• Set exercise: Which lines have the string "Custom"? Copy all of them from the entries below.

• The data:
▶
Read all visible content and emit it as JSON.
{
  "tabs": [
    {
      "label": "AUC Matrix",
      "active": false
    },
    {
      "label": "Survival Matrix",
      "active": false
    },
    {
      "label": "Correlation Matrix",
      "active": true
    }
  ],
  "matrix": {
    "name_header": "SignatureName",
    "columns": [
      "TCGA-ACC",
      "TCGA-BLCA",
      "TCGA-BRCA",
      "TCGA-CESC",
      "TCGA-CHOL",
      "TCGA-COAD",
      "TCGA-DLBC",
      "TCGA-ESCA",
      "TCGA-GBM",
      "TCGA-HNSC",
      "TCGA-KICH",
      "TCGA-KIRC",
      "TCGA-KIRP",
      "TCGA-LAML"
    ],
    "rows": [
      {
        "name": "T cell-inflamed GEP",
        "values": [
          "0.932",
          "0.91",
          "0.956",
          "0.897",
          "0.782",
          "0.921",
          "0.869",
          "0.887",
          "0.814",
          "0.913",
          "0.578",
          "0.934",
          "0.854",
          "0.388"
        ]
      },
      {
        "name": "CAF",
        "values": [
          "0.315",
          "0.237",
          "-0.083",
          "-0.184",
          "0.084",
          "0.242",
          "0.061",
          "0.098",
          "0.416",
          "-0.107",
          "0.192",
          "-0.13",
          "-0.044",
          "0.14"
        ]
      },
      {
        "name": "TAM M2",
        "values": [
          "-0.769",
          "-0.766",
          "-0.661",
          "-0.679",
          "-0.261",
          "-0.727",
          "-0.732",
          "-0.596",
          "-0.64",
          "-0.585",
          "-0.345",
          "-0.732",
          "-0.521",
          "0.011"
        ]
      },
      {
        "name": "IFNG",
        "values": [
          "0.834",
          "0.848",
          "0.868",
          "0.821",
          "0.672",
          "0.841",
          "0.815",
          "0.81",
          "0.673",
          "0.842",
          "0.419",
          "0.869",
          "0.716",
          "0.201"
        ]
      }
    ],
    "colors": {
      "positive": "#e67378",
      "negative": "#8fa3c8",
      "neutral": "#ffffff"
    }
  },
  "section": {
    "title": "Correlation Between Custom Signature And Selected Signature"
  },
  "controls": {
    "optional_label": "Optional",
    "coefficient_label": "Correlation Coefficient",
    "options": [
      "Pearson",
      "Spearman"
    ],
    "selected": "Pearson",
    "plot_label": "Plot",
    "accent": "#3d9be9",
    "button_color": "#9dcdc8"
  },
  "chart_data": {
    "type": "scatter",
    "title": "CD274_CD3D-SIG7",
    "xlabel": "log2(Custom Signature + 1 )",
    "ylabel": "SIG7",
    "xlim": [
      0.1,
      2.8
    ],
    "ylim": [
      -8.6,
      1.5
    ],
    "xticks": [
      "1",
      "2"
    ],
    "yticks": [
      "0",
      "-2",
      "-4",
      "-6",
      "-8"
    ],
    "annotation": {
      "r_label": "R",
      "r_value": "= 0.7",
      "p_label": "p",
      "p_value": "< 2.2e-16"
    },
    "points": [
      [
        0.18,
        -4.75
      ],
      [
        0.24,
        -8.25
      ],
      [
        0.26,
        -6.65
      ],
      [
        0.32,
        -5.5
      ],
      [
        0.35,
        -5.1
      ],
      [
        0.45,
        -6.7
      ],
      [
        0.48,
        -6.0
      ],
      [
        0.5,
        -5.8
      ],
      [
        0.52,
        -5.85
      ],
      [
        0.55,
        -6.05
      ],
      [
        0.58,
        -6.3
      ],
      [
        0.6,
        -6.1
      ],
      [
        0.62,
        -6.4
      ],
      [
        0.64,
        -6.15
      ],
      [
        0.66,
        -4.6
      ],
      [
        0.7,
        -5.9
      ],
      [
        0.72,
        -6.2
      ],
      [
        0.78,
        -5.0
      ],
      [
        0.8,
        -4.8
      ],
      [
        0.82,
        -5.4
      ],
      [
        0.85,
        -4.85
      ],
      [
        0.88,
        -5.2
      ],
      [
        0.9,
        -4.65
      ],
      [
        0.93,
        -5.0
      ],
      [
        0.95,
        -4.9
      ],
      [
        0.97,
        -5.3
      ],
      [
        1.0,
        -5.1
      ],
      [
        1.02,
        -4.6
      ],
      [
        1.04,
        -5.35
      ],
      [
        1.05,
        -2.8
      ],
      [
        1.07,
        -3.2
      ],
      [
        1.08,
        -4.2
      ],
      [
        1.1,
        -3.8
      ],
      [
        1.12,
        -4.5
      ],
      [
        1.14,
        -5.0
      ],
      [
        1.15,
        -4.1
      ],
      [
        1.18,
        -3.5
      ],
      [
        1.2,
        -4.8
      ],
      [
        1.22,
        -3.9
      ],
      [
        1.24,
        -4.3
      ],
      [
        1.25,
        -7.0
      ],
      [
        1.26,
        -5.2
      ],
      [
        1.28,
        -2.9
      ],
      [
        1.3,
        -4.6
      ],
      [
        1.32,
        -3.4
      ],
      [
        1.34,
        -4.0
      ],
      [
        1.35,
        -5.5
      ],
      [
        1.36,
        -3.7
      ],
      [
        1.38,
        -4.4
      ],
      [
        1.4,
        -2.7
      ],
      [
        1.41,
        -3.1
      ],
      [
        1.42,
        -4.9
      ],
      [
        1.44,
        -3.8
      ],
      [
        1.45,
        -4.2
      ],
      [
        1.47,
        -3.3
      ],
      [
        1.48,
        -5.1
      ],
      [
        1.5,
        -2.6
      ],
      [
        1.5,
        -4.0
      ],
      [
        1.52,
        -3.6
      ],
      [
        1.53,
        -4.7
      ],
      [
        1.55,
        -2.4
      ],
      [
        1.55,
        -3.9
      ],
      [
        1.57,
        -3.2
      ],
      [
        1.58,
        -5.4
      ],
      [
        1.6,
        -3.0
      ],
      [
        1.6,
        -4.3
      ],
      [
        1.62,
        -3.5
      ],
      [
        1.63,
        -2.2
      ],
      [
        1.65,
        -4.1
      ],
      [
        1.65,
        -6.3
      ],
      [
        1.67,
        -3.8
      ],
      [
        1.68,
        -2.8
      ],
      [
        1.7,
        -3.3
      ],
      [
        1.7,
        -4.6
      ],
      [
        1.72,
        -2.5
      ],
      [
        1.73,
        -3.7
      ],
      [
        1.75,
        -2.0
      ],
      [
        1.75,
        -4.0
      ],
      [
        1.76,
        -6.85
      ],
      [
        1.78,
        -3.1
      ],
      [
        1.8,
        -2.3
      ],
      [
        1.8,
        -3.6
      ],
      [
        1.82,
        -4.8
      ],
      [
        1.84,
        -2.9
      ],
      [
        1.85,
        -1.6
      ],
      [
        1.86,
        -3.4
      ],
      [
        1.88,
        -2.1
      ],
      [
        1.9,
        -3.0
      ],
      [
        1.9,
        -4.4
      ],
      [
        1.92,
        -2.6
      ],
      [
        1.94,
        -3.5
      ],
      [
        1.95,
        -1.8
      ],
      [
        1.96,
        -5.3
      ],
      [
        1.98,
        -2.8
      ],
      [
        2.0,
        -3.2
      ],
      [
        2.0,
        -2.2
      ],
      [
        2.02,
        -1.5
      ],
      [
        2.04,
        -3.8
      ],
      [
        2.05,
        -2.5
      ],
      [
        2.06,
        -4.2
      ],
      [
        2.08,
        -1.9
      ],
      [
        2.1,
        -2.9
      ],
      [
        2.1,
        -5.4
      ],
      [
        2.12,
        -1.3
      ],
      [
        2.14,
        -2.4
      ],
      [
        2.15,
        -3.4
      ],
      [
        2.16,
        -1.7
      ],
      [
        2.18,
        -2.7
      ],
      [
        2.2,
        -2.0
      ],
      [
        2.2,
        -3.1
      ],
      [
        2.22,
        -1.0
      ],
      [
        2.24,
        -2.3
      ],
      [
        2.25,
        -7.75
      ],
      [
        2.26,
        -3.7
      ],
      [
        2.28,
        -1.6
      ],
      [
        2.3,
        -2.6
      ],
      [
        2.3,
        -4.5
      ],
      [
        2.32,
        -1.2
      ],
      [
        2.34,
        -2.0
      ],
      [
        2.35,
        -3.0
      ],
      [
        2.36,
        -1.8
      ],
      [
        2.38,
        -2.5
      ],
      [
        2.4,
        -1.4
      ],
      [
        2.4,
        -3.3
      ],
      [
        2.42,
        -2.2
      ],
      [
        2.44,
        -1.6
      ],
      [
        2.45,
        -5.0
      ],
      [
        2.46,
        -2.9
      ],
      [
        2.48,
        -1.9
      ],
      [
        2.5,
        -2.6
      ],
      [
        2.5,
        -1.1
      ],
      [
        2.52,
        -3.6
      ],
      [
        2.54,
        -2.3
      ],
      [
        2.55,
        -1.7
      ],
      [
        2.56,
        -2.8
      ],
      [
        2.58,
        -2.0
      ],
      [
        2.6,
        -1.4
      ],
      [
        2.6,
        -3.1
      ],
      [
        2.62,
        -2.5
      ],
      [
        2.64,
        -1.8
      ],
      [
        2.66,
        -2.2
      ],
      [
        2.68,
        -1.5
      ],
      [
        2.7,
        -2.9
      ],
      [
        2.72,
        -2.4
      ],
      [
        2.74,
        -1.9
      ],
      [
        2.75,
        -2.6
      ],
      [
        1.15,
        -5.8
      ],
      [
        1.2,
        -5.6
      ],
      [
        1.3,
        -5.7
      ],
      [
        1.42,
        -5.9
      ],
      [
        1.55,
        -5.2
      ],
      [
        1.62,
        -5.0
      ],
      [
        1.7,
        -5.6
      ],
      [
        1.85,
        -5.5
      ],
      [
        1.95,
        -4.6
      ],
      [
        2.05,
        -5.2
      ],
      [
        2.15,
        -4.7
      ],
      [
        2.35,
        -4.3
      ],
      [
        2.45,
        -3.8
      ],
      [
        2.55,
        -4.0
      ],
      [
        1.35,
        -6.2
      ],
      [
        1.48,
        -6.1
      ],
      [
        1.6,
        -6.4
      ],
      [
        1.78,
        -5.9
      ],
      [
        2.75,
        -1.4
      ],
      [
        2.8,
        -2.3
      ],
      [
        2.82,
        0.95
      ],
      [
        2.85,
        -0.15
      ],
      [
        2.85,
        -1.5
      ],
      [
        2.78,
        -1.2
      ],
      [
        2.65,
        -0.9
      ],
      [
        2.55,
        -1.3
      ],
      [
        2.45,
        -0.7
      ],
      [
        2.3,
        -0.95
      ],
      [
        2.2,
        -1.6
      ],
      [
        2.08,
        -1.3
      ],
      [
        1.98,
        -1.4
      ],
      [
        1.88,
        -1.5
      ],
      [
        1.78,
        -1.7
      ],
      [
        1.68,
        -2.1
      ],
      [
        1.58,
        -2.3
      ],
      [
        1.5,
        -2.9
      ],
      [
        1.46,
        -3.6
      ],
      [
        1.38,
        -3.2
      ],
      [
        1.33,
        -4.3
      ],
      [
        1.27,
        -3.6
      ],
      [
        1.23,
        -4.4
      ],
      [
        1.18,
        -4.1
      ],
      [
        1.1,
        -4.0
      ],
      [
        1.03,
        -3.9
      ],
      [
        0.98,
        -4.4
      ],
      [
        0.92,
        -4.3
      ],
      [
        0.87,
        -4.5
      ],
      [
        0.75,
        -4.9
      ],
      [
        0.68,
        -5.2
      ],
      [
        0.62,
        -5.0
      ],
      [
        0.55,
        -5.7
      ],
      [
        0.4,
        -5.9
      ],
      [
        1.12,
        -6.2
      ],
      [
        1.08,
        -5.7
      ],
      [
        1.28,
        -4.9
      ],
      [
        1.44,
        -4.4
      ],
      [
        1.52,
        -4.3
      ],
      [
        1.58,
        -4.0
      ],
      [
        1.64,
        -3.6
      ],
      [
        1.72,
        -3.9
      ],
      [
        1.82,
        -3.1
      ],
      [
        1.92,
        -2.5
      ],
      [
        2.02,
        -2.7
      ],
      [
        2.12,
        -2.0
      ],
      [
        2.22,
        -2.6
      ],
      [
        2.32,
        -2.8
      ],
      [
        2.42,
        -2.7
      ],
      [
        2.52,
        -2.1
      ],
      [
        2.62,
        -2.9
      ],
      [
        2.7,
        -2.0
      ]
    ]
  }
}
◀
• Written solution:
    "title": "Correlation Between Custom Signature And Selected Signature"
    "xlabel": "log2(Custom Signature + 1 )",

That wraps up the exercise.